→ **Dataset entries**
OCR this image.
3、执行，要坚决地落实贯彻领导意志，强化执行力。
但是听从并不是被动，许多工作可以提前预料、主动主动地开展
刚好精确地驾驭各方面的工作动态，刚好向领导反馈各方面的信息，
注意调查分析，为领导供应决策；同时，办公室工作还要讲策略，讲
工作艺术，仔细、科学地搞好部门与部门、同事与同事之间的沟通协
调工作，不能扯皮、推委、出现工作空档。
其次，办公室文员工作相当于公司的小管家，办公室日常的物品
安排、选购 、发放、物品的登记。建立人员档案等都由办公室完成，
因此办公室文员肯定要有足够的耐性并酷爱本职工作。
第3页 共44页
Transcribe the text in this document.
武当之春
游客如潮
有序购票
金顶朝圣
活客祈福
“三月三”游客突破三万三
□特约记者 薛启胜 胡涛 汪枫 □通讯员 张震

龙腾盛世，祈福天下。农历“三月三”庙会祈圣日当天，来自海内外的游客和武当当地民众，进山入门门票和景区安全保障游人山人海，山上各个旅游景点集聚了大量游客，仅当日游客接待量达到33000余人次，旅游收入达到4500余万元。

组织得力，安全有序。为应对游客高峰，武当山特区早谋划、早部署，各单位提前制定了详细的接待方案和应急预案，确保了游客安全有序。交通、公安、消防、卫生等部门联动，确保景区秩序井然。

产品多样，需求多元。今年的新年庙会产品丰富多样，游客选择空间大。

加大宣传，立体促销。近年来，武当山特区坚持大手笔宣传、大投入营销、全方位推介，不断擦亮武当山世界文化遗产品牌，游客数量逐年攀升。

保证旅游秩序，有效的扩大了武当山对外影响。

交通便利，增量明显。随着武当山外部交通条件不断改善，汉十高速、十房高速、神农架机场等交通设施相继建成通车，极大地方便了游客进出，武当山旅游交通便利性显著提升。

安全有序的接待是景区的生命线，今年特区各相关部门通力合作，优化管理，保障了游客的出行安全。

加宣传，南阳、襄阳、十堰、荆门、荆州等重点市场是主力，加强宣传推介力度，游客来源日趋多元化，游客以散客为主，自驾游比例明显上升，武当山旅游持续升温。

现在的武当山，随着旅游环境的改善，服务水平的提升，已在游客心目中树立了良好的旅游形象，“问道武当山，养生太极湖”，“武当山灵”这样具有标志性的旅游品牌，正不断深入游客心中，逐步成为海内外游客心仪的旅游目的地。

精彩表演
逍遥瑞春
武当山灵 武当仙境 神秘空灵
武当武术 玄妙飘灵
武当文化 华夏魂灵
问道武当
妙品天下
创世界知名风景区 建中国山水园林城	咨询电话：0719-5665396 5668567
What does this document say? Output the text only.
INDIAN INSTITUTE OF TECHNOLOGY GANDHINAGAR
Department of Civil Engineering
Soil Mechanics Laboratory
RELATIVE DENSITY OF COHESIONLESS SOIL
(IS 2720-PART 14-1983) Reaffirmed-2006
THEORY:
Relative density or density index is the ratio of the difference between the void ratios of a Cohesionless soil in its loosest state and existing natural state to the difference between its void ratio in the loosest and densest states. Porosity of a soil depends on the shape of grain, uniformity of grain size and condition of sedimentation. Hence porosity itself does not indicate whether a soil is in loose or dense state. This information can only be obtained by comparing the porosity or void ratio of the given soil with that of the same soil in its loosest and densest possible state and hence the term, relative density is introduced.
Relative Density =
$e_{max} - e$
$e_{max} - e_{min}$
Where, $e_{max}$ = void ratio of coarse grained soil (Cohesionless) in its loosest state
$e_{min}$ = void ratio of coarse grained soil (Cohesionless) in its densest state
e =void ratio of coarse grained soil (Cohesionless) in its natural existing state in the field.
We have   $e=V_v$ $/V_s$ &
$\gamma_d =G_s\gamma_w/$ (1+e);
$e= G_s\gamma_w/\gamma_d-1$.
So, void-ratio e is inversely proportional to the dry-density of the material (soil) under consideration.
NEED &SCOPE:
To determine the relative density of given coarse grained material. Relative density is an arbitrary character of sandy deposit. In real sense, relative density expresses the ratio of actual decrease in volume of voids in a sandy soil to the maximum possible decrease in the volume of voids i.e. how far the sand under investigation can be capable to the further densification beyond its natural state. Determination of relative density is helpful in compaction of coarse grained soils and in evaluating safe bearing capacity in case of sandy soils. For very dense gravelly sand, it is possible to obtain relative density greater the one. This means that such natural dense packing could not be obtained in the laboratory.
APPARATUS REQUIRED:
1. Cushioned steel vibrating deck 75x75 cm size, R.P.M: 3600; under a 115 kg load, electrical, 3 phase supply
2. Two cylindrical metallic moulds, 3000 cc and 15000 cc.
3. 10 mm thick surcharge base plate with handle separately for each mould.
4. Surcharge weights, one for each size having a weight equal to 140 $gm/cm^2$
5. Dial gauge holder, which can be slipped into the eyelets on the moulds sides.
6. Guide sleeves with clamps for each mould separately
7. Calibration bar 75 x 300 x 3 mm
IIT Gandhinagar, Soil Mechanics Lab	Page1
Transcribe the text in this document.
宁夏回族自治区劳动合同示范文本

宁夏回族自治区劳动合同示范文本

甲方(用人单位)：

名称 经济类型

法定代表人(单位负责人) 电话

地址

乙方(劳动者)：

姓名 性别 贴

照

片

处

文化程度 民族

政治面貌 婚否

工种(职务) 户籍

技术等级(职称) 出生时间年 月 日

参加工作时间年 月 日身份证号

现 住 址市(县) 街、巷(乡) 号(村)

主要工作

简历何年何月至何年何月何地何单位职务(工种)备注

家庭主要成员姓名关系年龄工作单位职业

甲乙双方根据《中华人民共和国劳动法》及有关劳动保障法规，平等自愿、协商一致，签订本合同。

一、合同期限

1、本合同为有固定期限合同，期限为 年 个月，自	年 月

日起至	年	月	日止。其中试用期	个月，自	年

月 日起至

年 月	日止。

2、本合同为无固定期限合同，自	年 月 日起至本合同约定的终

→ **The exercise**
Report how many lines of the records above contain the word "with", giving only the number.

→ **Task response**
3